WHAT IS BEING ASKED: Transcribe nothing but the lines from the one with "What's the underlying" to the end of the entries, both included, keeping each exact and leaving every picture out.

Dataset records
START

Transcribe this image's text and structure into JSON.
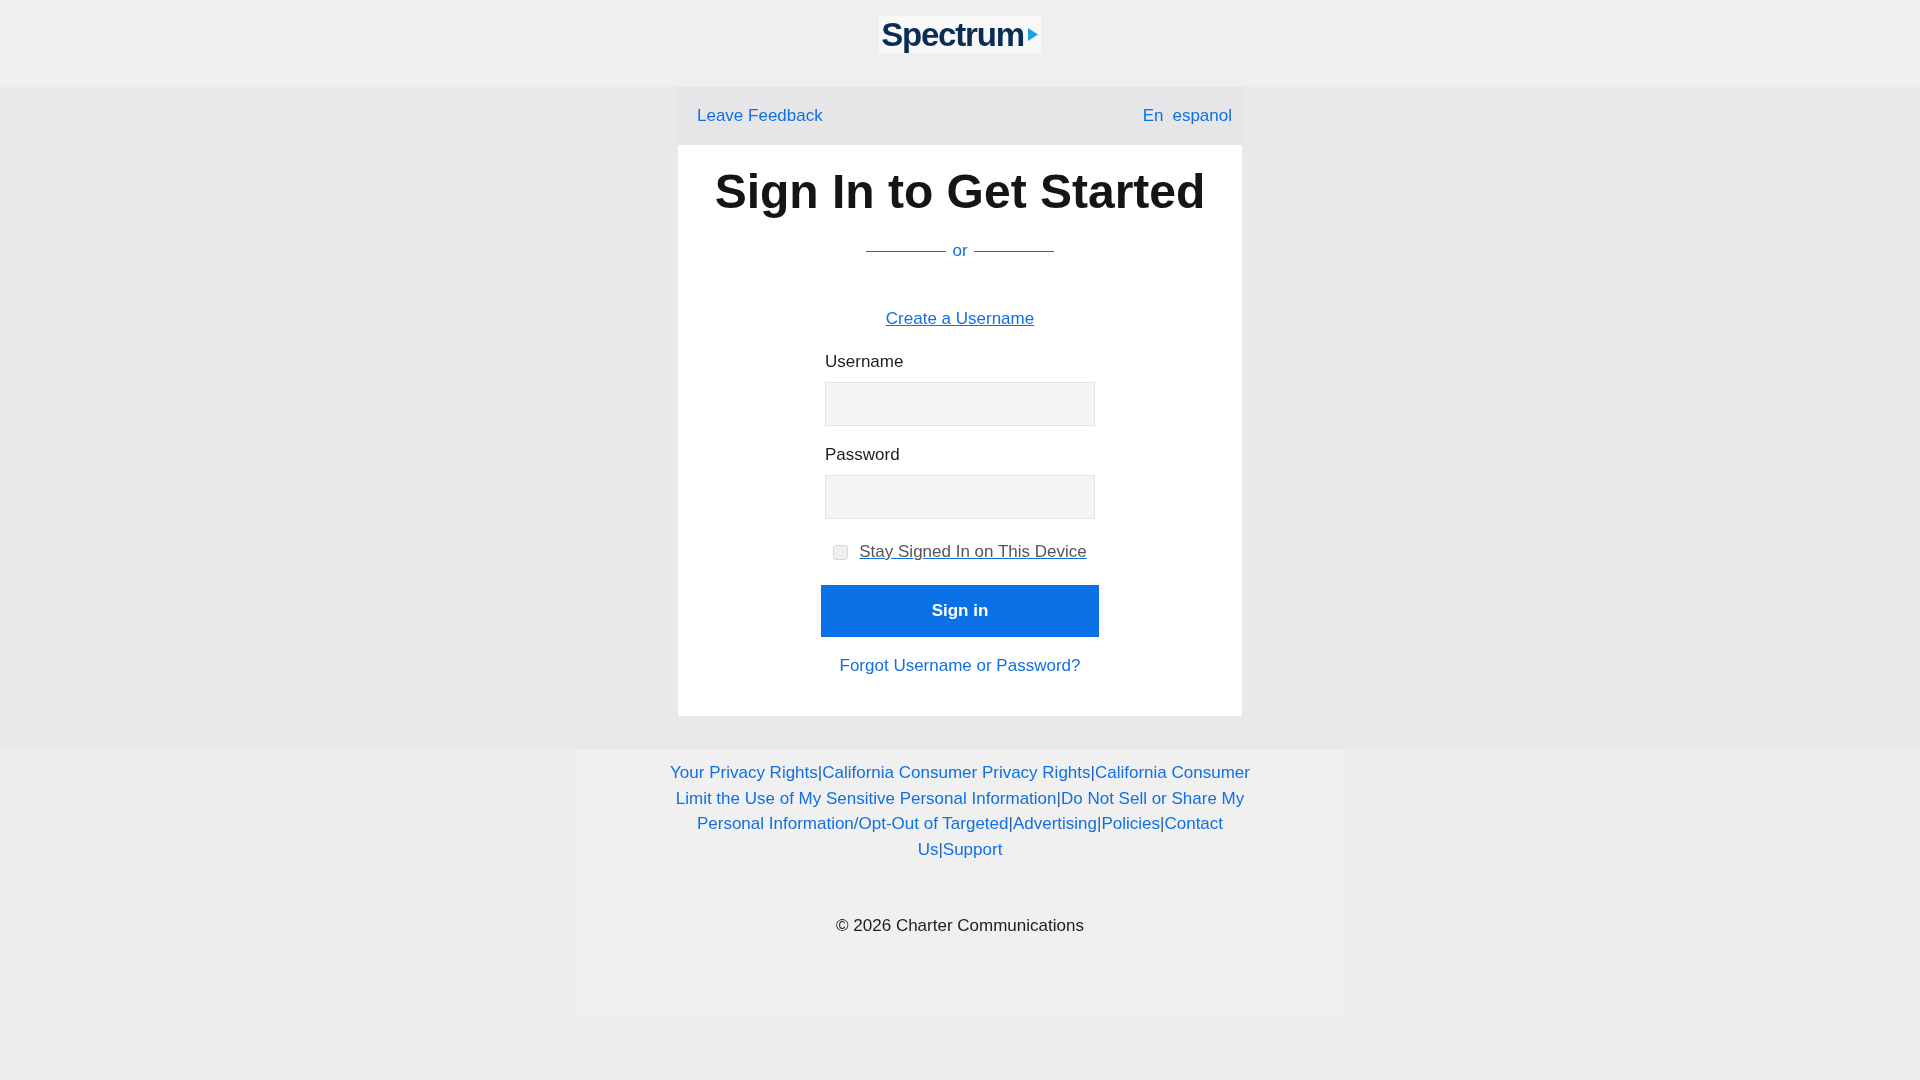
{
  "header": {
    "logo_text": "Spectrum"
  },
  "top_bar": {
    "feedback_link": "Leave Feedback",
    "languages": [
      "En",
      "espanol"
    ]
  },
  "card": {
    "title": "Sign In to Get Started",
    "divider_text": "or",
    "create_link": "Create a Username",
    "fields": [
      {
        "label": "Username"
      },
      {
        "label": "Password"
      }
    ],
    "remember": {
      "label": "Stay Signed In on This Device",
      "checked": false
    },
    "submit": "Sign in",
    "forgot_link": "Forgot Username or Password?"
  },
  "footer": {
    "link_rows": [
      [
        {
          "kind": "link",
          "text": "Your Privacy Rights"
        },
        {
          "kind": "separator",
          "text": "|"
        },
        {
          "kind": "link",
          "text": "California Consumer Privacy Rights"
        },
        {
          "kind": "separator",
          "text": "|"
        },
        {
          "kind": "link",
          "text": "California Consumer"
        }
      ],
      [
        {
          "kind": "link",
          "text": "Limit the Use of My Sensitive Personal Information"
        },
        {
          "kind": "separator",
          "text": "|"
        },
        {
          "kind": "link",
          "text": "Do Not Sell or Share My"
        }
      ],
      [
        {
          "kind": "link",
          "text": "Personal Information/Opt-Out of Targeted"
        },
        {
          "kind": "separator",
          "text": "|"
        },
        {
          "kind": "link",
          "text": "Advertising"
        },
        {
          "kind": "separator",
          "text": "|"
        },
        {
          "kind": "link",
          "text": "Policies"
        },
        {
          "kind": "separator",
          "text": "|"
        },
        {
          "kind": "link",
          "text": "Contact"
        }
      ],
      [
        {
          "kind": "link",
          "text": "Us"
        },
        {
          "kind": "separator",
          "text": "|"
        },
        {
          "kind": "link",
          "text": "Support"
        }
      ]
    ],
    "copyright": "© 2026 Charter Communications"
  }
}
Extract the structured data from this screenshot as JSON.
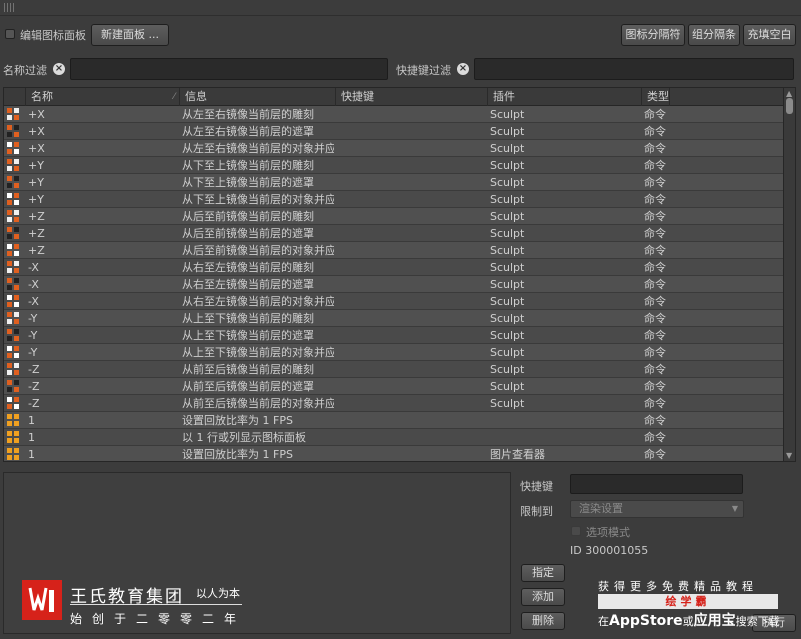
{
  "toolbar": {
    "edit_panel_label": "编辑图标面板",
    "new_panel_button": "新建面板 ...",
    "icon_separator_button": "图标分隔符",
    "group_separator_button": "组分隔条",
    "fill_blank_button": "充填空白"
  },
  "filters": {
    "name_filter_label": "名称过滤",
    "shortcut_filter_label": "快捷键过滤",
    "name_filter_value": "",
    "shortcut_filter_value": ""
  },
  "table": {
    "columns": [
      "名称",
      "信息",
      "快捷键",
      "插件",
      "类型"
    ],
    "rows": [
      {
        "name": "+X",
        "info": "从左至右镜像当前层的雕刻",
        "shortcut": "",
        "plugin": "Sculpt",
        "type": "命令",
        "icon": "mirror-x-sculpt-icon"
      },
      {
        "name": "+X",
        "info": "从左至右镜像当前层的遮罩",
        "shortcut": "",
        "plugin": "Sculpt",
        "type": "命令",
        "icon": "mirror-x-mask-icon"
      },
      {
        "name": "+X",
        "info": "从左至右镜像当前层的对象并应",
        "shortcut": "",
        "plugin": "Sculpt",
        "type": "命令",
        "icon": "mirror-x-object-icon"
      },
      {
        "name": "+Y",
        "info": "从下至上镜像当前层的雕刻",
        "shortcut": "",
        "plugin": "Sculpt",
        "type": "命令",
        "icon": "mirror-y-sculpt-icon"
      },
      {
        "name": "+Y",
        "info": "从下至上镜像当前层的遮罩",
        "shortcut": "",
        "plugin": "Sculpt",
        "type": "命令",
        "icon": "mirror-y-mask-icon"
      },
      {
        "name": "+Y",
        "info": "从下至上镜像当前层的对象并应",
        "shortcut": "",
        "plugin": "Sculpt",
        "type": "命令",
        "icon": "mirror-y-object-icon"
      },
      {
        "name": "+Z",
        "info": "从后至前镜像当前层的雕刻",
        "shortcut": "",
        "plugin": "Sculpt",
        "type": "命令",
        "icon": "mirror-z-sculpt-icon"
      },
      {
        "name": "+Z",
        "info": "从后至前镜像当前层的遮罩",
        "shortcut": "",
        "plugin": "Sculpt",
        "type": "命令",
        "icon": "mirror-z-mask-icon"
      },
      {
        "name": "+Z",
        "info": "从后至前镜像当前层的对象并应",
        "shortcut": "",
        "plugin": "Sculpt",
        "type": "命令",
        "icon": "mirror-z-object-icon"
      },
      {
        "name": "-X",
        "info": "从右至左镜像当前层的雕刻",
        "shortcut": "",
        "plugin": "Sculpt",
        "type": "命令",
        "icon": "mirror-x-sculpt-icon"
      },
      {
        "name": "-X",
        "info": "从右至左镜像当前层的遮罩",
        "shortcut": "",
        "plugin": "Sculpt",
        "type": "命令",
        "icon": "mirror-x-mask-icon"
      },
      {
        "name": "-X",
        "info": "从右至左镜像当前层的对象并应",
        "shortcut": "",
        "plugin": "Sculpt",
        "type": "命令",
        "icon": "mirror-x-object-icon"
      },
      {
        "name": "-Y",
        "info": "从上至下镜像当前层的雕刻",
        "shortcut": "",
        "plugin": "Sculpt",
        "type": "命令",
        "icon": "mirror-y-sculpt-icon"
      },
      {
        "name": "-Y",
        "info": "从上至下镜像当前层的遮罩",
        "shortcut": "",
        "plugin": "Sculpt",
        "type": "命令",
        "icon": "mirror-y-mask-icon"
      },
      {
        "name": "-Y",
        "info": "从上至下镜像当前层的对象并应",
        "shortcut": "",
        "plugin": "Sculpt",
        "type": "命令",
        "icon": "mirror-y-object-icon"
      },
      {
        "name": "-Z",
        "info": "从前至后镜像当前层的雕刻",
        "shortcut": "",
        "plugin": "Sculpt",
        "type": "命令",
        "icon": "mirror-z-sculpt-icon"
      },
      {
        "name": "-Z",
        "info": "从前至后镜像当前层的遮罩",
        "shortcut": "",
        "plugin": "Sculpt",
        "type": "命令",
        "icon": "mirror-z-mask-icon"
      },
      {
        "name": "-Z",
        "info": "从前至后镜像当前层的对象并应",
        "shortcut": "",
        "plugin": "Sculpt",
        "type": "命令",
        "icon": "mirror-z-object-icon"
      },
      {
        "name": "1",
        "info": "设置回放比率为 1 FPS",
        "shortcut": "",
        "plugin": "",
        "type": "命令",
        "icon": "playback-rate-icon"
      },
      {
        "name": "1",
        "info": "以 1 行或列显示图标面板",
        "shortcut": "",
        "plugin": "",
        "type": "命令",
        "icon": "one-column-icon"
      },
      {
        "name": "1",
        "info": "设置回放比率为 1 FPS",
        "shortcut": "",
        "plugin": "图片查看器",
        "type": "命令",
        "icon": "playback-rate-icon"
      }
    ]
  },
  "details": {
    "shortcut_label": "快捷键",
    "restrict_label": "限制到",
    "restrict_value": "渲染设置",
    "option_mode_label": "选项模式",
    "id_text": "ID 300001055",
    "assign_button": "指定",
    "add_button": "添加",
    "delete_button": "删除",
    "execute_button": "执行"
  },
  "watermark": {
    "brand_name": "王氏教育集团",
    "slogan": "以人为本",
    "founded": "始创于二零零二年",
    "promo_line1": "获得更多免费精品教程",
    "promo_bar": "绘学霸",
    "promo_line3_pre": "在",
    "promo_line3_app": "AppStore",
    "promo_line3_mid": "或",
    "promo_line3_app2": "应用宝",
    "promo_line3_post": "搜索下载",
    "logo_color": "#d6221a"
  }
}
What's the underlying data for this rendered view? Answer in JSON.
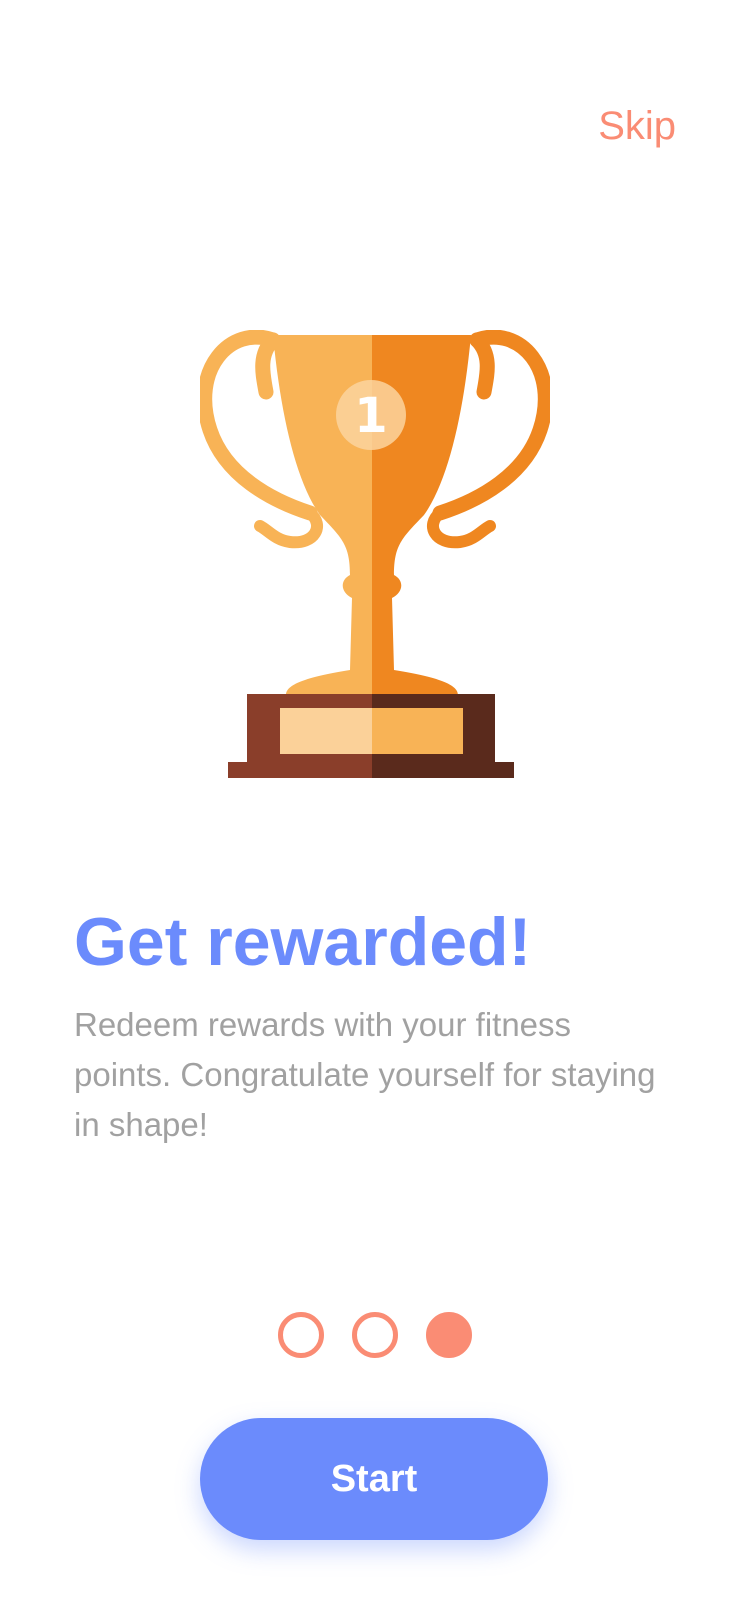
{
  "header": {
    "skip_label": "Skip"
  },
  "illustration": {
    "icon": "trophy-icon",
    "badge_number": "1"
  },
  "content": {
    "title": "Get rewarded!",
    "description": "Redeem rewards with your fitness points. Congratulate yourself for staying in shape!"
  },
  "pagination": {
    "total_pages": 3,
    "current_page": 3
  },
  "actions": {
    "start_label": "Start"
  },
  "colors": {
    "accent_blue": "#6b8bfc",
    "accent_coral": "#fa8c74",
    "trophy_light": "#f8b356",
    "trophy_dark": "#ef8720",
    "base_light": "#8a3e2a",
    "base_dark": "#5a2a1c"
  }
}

END

RESPONSE FOR THIS EXERCISE:
What's the underlying data for this rendered view? Answer in JSON.
{
  "header": {
    "skip_label": "Skip"
  },
  "illustration": {
    "icon": "trophy-icon",
    "badge_number": "1"
  },
  "content": {
    "title": "Get rewarded!",
    "description": "Redeem rewards with your fitness points. Congratulate yourself for staying in shape!"
  },
  "pagination": {
    "total_pages": 3,
    "current_page": 3
  },
  "actions": {
    "start_label": "Start"
  },
  "colors": {
    "accent_blue": "#6b8bfc",
    "accent_coral": "#fa8c74",
    "trophy_light": "#f8b356",
    "trophy_dark": "#ef8720",
    "base_light": "#8a3e2a",
    "base_dark": "#5a2a1c"
  }
}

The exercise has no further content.